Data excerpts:

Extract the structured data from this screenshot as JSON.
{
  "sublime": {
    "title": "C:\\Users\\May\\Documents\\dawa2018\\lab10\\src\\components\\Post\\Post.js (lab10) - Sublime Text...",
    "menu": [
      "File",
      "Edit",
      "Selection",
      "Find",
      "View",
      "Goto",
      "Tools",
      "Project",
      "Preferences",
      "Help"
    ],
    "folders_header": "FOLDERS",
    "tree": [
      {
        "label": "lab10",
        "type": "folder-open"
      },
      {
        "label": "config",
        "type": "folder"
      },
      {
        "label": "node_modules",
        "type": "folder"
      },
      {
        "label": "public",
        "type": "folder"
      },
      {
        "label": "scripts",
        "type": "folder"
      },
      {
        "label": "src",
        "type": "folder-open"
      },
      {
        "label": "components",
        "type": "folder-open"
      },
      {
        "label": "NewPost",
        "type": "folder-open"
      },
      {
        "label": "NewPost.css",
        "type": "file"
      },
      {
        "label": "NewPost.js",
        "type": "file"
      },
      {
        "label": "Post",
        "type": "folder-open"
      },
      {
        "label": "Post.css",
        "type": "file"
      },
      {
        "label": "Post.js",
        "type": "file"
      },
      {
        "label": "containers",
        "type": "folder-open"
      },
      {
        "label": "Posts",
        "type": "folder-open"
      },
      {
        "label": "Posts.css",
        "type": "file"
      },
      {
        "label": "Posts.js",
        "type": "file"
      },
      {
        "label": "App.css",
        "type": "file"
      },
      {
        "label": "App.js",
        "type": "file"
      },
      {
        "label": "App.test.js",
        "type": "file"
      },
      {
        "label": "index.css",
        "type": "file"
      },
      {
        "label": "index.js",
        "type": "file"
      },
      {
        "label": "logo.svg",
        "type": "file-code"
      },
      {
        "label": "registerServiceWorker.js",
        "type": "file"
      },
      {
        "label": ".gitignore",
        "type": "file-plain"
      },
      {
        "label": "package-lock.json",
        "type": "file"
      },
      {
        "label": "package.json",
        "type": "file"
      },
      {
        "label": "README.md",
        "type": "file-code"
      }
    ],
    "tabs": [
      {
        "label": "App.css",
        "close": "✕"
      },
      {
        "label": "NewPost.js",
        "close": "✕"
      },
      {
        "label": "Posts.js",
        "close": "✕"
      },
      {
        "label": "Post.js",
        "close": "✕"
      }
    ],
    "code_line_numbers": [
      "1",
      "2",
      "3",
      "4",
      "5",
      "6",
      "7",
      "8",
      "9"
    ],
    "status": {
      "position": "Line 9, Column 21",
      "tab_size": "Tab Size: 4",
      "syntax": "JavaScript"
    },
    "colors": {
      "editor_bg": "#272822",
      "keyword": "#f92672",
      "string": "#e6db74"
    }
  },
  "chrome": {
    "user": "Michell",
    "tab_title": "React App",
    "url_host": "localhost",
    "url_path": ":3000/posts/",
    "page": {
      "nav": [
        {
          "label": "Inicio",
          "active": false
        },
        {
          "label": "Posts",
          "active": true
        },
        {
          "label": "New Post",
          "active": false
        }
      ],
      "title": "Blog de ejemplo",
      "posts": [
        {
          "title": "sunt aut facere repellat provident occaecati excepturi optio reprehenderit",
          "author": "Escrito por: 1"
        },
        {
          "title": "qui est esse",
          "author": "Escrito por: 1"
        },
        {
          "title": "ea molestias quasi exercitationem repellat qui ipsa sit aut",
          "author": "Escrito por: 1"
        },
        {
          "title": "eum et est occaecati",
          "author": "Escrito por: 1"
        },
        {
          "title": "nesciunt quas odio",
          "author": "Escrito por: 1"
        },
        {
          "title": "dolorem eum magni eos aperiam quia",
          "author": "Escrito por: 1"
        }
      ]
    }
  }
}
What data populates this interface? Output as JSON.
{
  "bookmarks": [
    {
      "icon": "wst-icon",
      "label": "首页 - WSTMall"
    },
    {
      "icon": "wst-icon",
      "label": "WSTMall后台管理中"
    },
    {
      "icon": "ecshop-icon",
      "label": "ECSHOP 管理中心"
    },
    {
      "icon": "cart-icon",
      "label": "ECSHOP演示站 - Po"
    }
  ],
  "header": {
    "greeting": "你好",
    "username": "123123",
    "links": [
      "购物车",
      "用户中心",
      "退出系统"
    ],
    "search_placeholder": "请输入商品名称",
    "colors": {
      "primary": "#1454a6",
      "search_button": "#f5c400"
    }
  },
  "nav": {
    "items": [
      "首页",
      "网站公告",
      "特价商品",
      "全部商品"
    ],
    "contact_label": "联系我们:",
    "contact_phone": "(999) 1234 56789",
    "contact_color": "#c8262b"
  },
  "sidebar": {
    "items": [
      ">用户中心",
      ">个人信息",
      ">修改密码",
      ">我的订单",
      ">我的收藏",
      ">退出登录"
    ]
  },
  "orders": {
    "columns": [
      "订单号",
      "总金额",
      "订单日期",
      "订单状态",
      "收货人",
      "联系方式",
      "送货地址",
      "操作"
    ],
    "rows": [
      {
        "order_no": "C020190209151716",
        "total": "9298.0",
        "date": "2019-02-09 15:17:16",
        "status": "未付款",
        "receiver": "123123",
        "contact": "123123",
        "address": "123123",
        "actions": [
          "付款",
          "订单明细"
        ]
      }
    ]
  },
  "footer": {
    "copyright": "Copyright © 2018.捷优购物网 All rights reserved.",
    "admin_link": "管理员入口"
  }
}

_Goal_
Write out all the lines again, exactly as they are.

_Reply to the task_
Extract the structured data from this screenshot as JSON.
{
  "sublime": {
    "title": "C:\\Users\\May\\Documents\\dawa2018\\lab10\\src\\components\\Post\\Post.js (lab10) - Sublime Text...",
    "menu": [
      "File",
      "Edit",
      "Selection",
      "Find",
      "View",
      "Goto",
      "Tools",
      "Project",
      "Preferences",
      "Help"
    ],
    "folders_header": "FOLDERS",
    "tree": [
      {
        "label": "lab10",
        "type": "folder-open"
      },
      {
        "label": "config",
        "type": "folder"
      },
      {
        "label": "node_modules",
        "type": "folder"
      },
      {
        "label": "public",
        "type": "folder"
      },
      {
        "label": "scripts",
        "type": "folder"
      },
      {
        "label": "src",
        "type": "folder-open"
      },
      {
        "label": "components",
        "type": "folder-open"
      },
      {
        "label": "NewPost",
        "type": "folder-open"
      },
      {
        "label": "NewPost.css",
        "type": "file"
      },
      {
        "label": "NewPost.js",
        "type": "file"
      },
      {
        "label": "Post",
        "type": "folder-open"
      },
      {
        "label": "Post.css",
        "type": "file"
      },
      {
        "label": "Post.js",
        "type": "file"
      },
      {
        "label": "containers",
        "type": "folder-open"
      },
      {
        "label": "Posts",
        "type": "folder-open"
      },
      {
        "label": "Posts.css",
        "type": "file"
      },
      {
        "label": "Posts.js",
        "type": "file"
      },
      {
        "label": "App.css",
        "type": "file"
      },
      {
        "label": "App.js",
        "type": "file"
      },
      {
        "label": "App.test.js",
        "type": "file"
      },
      {
        "label": "index.css",
        "type": "file"
      },
      {
        "label": "index.js",
        "type": "file"
      },
      {
        "label": "logo.svg",
        "type": "file-code"
      },
      {
        "label": "registerServiceWorker.js",
        "type": "file"
      },
      {
        "label": ".gitignore",
        "type": "file-plain"
      },
      {
        "label": "package-lock.json",
        "type": "file"
      },
      {
        "label": "package.json",
        "type": "file"
      },
      {
        "label": "README.md",
        "type": "file-code"
      }
    ],
    "tabs": [
      {
        "label": "App.css",
        "close": "✕"
      },
      {
        "label": "NewPost.js",
        "close": "✕"
      },
      {
        "label": "Posts.js",
        "close": "✕"
      },
      {
        "label": "Post.js",
        "close": "✕"
      }
    ],
    "code_line_numbers": [
      "1",
      "2",
      "3",
      "4",
      "5",
      "6",
      "7",
      "8",
      "9"
    ],
    "status": {
      "position": "Line 9, Column 21",
      "tab_size": "Tab Size: 4",
      "syntax": "JavaScript"
    },
    "colors": {
      "editor_bg": "#272822",
      "keyword": "#f92672",
      "string": "#e6db74"
    }
  },
  "chrome": {
    "user": "Michell",
    "tab_title": "React App",
    "url_host": "localhost",
    "url_path": ":3000/posts/",
    "page": {
      "nav": [
        {
          "label": "Inicio",
          "active": false
        },
        {
          "label": "Posts",
          "active": true
        },
        {
          "label": "New Post",
          "active": false
        }
      ],
      "title": "Blog de ejemplo",
      "posts": [
        {
          "title": "sunt aut facere repellat provident occaecati excepturi optio reprehenderit",
          "author": "Escrito por: 1"
        },
        {
          "title": "qui est esse",
          "author": "Escrito por: 1"
        },
        {
          "title": "ea molestias quasi exercitationem repellat qui ipsa sit aut",
          "author": "Escrito por: 1"
        },
        {
          "title": "eum et est occaecati",
          "author": "Escrito por: 1"
        },
        {
          "title": "nesciunt quas odio",
          "author": "Escrito por: 1"
        },
        {
          "title": "dolorem eum magni eos aperiam quia",
          "author": "Escrito por: 1"
        }
      ]
    }
  }
}
What data populates this interface? Output as JSON.
{
  "bookmarks": [
    {
      "icon": "wst-icon",
      "label": "首页 - WSTMall"
    },
    {
      "icon": "wst-icon",
      "label": "WSTMall后台管理中"
    },
    {
      "icon": "ecshop-icon",
      "label": "ECSHOP 管理中心"
    },
    {
      "icon": "cart-icon",
      "label": "ECSHOP演示站 - Po"
    }
  ],
  "header": {
    "greeting": "你好",
    "username": "123123",
    "links": [
      "购物车",
      "用户中心",
      "退出系统"
    ],
    "search_placeholder": "请输入商品名称",
    "colors": {
      "primary": "#1454a6",
      "search_button": "#f5c400"
    }
  },
  "nav": {
    "items": [
      "首页",
      "网站公告",
      "特价商品",
      "全部商品"
    ],
    "contact_label": "联系我们:",
    "contact_phone": "(999) 1234 56789",
    "contact_color": "#c8262b"
  },
  "sidebar": {
    "items": [
      ">用户中心",
      ">个人信息",
      ">修改密码",
      ">我的订单",
      ">我的收藏",
      ">退出登录"
    ]
  },
  "orders": {
    "columns": [
      "订单号",
      "总金额",
      "订单日期",
      "订单状态",
      "收货人",
      "联系方式",
      "送货地址",
      "操作"
    ],
    "rows": [
      {
        "order_no": "C020190209151716",
        "total": "9298.0",
        "date": "2019-02-09 15:17:16",
        "status": "未付款",
        "receiver": "123123",
        "contact": "123123",
        "address": "123123",
        "actions": [
          "付款",
          "订单明细"
        ]
      }
    ]
  },
  "footer": {
    "copyright": "Copyright © 2018.捷优购物网 All rights reserved.",
    "admin_link": "管理员入口"
  }
}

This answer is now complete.